[YOUR INSTRUCTIONS]
Below are some records: retype them all exactly, but not the pictures.

(Data records)
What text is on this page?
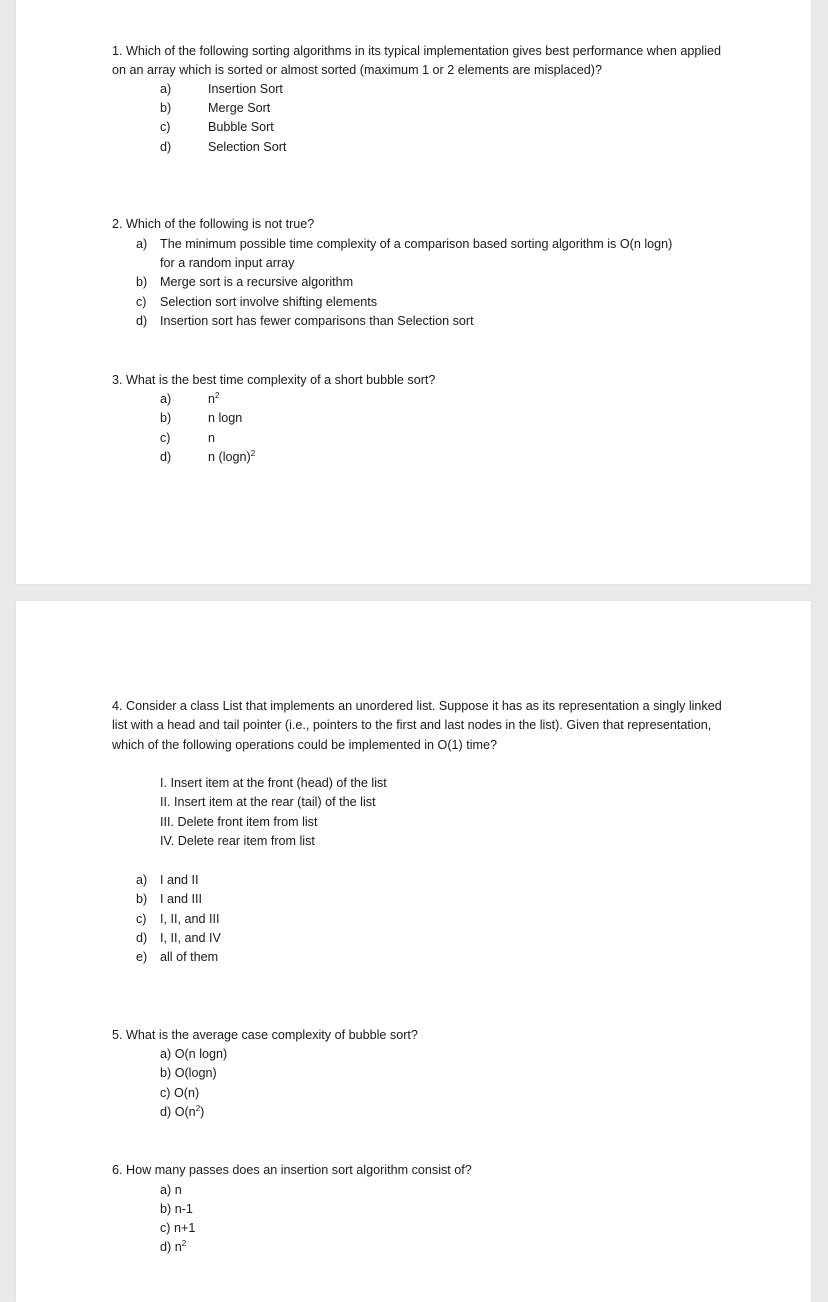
1. Which of the following sorting algorithms in its typical implementation gives best performance when applied on an array which is sorted or almost sorted (maximum 1 or 2 elements are misplaced)?
a)	Insertion Sort
b)	Merge Sort
c)	Bubble Sort
d)	Selection Sort
2. Which of the following is not true?
a) The minimum possible time complexity of a comparison based sorting algorithm is O(n logn)
for a random input array
b) Merge sort is a recursive algorithm
c) Selection sort involve shifting elements
d) Insertion sort has fewer comparisons than Selection sort
3. What is the best time complexity of a short bubble sort?
a)	$n^2$
b)	n logn
c)	n
d)	n $(\log n)^2$
4. Consider a class List that implements an unordered list. Suppose it has as its representation a singly linked list with a head and tail pointer (i.e., pointers to the first and last nodes in the list). Given that representation, which of the following operations could be implemented in O(1) time?
I. Insert item at the front (head) of the list
II. Insert item at the rear (tail) of the list
III. Delete front item from list
IV. Delete rear item from list
a) I and II
b) I and III
c) I, II, and III
d) I, II, and IV
e) all of them
5. What is the average case complexity of bubble sort?
a) O(n logn)
b) O(logn)
c) O(n)
d) $O(n^2)$
6. How many passes does an insertion sort algorithm consist of?
a) n
b) n-1
c) n+1
d) $n^2$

[FULL RESPONSE]
What text is on this page?
1. Which of the following sorting algorithms in its typical implementation gives best performance when applied on an array which is sorted or almost sorted (maximum 1 or 2 elements are misplaced)?
a)	Insertion Sort
b)	Merge Sort
c)	Bubble Sort
d)	Selection Sort
2. Which of the following is not true?
a) The minimum possible time complexity of a comparison based sorting algorithm is O(n logn)
for a random input array
b) Merge sort is a recursive algorithm
c) Selection sort involve shifting elements
d) Insertion sort has fewer comparisons than Selection sort
3. What is the best time complexity of a short bubble sort?
a)	$n^2$
b)	n logn
c)	n
d)	n $(\log n)^2$
4. Consider a class List that implements an unordered list. Suppose it has as its representation a singly linked list with a head and tail pointer (i.e., pointers to the first and last nodes in the list). Given that representation, which of the following operations could be implemented in O(1) time?
I. Insert item at the front (head) of the list
II. Insert item at the rear (tail) of the list
III. Delete front item from list
IV. Delete rear item from list
a) I and II
b) I and III
c) I, II, and III
d) I, II, and IV
e) all of them
5. What is the average case complexity of bubble sort?
a) O(n logn)
b) O(logn)
c) O(n)
d) $O(n^2)$
6. How many passes does an insertion sort algorithm consist of?
a) n
b) n-1
c) n+1
d) $n^2$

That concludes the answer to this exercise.